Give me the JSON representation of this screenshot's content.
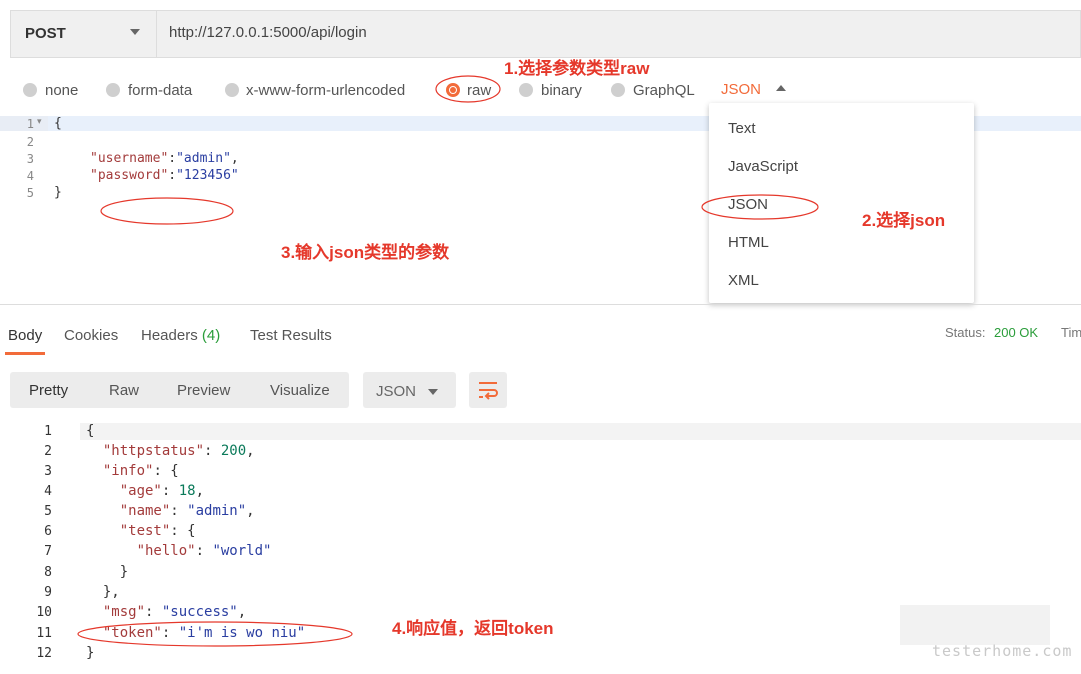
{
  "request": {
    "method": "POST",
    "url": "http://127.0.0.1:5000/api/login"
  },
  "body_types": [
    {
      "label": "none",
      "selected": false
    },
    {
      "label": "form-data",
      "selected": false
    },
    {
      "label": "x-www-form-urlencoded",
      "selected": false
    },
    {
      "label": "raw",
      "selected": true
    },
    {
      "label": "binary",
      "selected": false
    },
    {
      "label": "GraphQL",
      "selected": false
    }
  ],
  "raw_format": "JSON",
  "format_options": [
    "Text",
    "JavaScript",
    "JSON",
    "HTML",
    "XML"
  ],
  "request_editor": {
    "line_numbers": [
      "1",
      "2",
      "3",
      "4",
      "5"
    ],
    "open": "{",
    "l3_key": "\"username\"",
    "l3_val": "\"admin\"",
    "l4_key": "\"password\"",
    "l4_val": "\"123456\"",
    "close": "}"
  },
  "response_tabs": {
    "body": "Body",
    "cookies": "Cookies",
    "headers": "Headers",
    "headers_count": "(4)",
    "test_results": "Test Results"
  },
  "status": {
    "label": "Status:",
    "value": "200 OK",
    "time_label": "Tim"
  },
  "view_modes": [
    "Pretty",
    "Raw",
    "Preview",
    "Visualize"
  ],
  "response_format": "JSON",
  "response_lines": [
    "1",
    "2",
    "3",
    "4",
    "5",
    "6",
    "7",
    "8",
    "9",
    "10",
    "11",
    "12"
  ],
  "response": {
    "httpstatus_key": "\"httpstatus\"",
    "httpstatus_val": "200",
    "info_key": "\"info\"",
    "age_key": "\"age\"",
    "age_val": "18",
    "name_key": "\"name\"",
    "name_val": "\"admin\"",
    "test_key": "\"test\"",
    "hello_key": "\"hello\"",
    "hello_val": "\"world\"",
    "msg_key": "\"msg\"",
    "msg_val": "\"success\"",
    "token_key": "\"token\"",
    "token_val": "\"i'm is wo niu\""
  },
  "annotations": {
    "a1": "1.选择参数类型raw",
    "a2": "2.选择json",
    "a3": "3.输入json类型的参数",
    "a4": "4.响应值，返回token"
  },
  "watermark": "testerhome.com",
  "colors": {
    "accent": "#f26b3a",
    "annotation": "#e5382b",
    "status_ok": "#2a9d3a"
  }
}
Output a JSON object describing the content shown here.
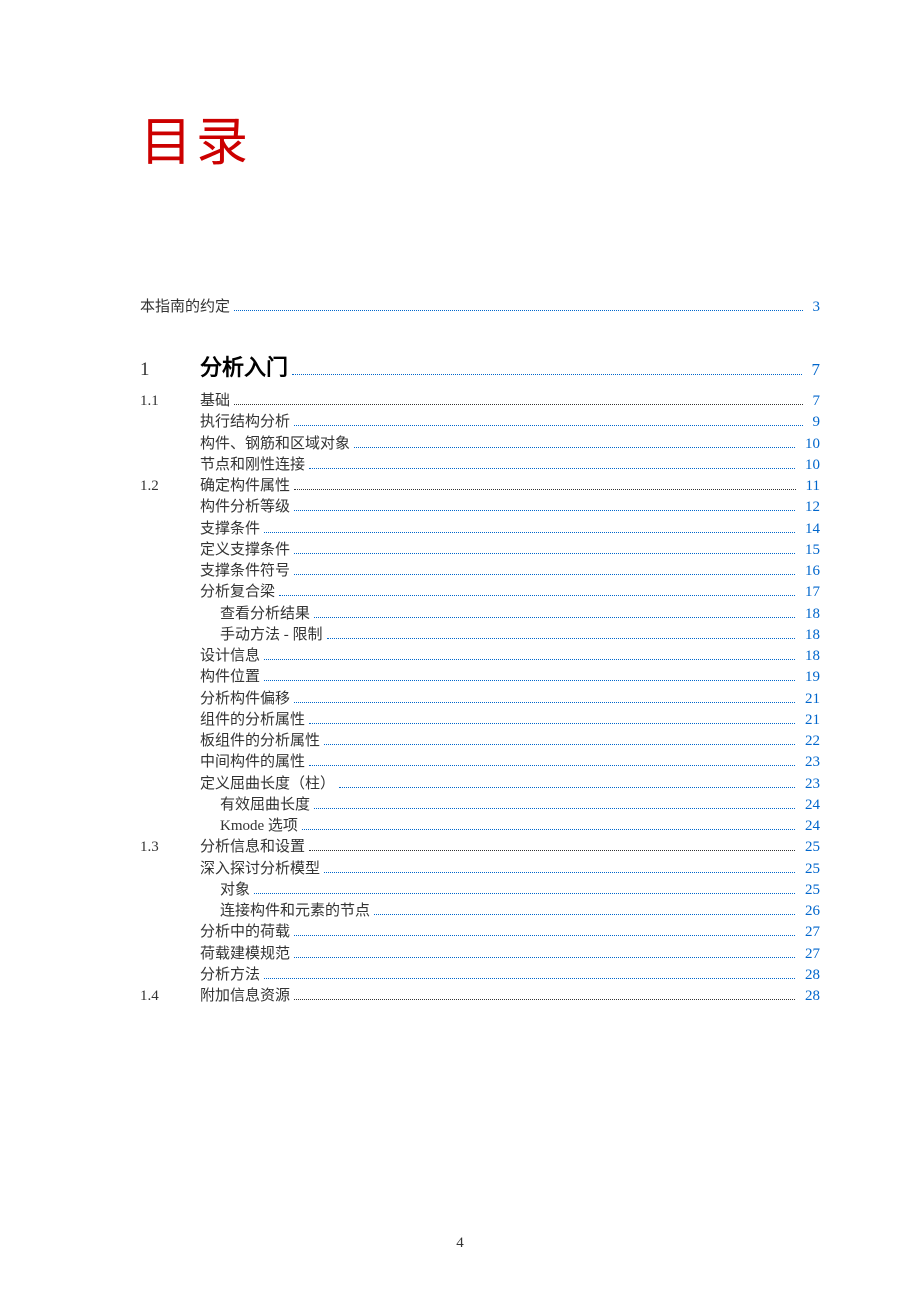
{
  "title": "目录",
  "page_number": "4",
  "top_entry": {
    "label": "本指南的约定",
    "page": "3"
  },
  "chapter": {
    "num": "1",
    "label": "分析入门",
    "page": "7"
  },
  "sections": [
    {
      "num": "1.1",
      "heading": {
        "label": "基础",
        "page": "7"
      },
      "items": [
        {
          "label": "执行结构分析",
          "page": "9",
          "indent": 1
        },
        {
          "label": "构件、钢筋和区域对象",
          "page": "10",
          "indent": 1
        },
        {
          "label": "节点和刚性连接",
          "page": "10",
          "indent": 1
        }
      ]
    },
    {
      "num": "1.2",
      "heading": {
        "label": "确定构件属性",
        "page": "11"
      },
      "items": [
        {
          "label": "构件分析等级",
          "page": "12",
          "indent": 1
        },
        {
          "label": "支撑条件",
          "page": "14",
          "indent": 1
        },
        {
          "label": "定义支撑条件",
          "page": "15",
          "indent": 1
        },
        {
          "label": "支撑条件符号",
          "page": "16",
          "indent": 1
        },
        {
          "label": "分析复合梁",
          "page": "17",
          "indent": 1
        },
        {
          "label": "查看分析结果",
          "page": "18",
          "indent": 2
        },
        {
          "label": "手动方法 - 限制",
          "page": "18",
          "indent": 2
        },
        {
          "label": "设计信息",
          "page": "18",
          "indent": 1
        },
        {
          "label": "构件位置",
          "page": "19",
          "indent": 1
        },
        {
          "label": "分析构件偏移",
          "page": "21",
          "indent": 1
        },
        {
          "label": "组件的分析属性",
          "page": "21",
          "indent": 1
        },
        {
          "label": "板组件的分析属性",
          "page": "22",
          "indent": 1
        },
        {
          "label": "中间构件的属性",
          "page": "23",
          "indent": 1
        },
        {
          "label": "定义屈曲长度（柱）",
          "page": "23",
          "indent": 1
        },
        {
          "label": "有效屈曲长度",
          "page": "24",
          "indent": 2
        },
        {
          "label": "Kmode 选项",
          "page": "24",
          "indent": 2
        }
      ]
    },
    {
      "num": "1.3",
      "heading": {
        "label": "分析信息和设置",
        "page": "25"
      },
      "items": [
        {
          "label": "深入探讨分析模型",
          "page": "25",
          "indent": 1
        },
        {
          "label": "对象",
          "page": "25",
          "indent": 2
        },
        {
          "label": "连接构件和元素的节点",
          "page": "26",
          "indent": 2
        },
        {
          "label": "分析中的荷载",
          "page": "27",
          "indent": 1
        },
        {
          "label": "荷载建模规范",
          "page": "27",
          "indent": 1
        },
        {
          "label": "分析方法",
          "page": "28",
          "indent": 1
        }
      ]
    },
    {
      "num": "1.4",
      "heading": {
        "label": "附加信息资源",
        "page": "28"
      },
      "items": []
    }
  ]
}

**TASK TO CARRY OUT**: Return the entries unchanged, save for the pictures, which do not belong in the copy.

**EXERCISE ANSWER**:
Give me the JSON representation of this screenshot's content.
{
  "request": {
    "method": "POST",
    "url": "http://127.0.0.1:5000/api/login"
  },
  "body_types": [
    {
      "label": "none",
      "selected": false
    },
    {
      "label": "form-data",
      "selected": false
    },
    {
      "label": "x-www-form-urlencoded",
      "selected": false
    },
    {
      "label": "raw",
      "selected": true
    },
    {
      "label": "binary",
      "selected": false
    },
    {
      "label": "GraphQL",
      "selected": false
    }
  ],
  "raw_format": "JSON",
  "format_options": [
    "Text",
    "JavaScript",
    "JSON",
    "HTML",
    "XML"
  ],
  "request_editor": {
    "line_numbers": [
      "1",
      "2",
      "3",
      "4",
      "5"
    ],
    "open": "{",
    "l3_key": "\"username\"",
    "l3_val": "\"admin\"",
    "l4_key": "\"password\"",
    "l4_val": "\"123456\"",
    "close": "}"
  },
  "response_tabs": {
    "body": "Body",
    "cookies": "Cookies",
    "headers": "Headers",
    "headers_count": "(4)",
    "test_results": "Test Results"
  },
  "status": {
    "label": "Status:",
    "value": "200 OK",
    "time_label": "Tim"
  },
  "view_modes": [
    "Pretty",
    "Raw",
    "Preview",
    "Visualize"
  ],
  "response_format": "JSON",
  "response_lines": [
    "1",
    "2",
    "3",
    "4",
    "5",
    "6",
    "7",
    "8",
    "9",
    "10",
    "11",
    "12"
  ],
  "response": {
    "httpstatus_key": "\"httpstatus\"",
    "httpstatus_val": "200",
    "info_key": "\"info\"",
    "age_key": "\"age\"",
    "age_val": "18",
    "name_key": "\"name\"",
    "name_val": "\"admin\"",
    "test_key": "\"test\"",
    "hello_key": "\"hello\"",
    "hello_val": "\"world\"",
    "msg_key": "\"msg\"",
    "msg_val": "\"success\"",
    "token_key": "\"token\"",
    "token_val": "\"i'm is wo niu\""
  },
  "annotations": {
    "a1": "1.选择参数类型raw",
    "a2": "2.选择json",
    "a3": "3.输入json类型的参数",
    "a4": "4.响应值，返回token"
  },
  "watermark": "testerhome.com",
  "colors": {
    "accent": "#f26b3a",
    "annotation": "#e5382b",
    "status_ok": "#2a9d3a"
  }
}
Output a JSON object describing the content shown here.
{
  "title": "目录",
  "page_number": "4",
  "top_entry": {
    "label": "本指南的约定",
    "page": "3"
  },
  "chapter": {
    "num": "1",
    "label": "分析入门",
    "page": "7"
  },
  "sections": [
    {
      "num": "1.1",
      "heading": {
        "label": "基础",
        "page": "7"
      },
      "items": [
        {
          "label": "执行结构分析",
          "page": "9",
          "indent": 1
        },
        {
          "label": "构件、钢筋和区域对象",
          "page": "10",
          "indent": 1
        },
        {
          "label": "节点和刚性连接",
          "page": "10",
          "indent": 1
        }
      ]
    },
    {
      "num": "1.2",
      "heading": {
        "label": "确定构件属性",
        "page": "11"
      },
      "items": [
        {
          "label": "构件分析等级",
          "page": "12",
          "indent": 1
        },
        {
          "label": "支撑条件",
          "page": "14",
          "indent": 1
        },
        {
          "label": "定义支撑条件",
          "page": "15",
          "indent": 1
        },
        {
          "label": "支撑条件符号",
          "page": "16",
          "indent": 1
        },
        {
          "label": "分析复合梁",
          "page": "17",
          "indent": 1
        },
        {
          "label": "查看分析结果",
          "page": "18",
          "indent": 2
        },
        {
          "label": "手动方法 - 限制",
          "page": "18",
          "indent": 2
        },
        {
          "label": "设计信息",
          "page": "18",
          "indent": 1
        },
        {
          "label": "构件位置",
          "page": "19",
          "indent": 1
        },
        {
          "label": "分析构件偏移",
          "page": "21",
          "indent": 1
        },
        {
          "label": "组件的分析属性",
          "page": "21",
          "indent": 1
        },
        {
          "label": "板组件的分析属性",
          "page": "22",
          "indent": 1
        },
        {
          "label": "中间构件的属性",
          "page": "23",
          "indent": 1
        },
        {
          "label": "定义屈曲长度（柱）",
          "page": "23",
          "indent": 1
        },
        {
          "label": "有效屈曲长度",
          "page": "24",
          "indent": 2
        },
        {
          "label": "Kmode 选项",
          "page": "24",
          "indent": 2
        }
      ]
    },
    {
      "num": "1.3",
      "heading": {
        "label": "分析信息和设置",
        "page": "25"
      },
      "items": [
        {
          "label": "深入探讨分析模型",
          "page": "25",
          "indent": 1
        },
        {
          "label": "对象",
          "page": "25",
          "indent": 2
        },
        {
          "label": "连接构件和元素的节点",
          "page": "26",
          "indent": 2
        },
        {
          "label": "分析中的荷载",
          "page": "27",
          "indent": 1
        },
        {
          "label": "荷载建模规范",
          "page": "27",
          "indent": 1
        },
        {
          "label": "分析方法",
          "page": "28",
          "indent": 1
        }
      ]
    },
    {
      "num": "1.4",
      "heading": {
        "label": "附加信息资源",
        "page": "28"
      },
      "items": []
    }
  ]
}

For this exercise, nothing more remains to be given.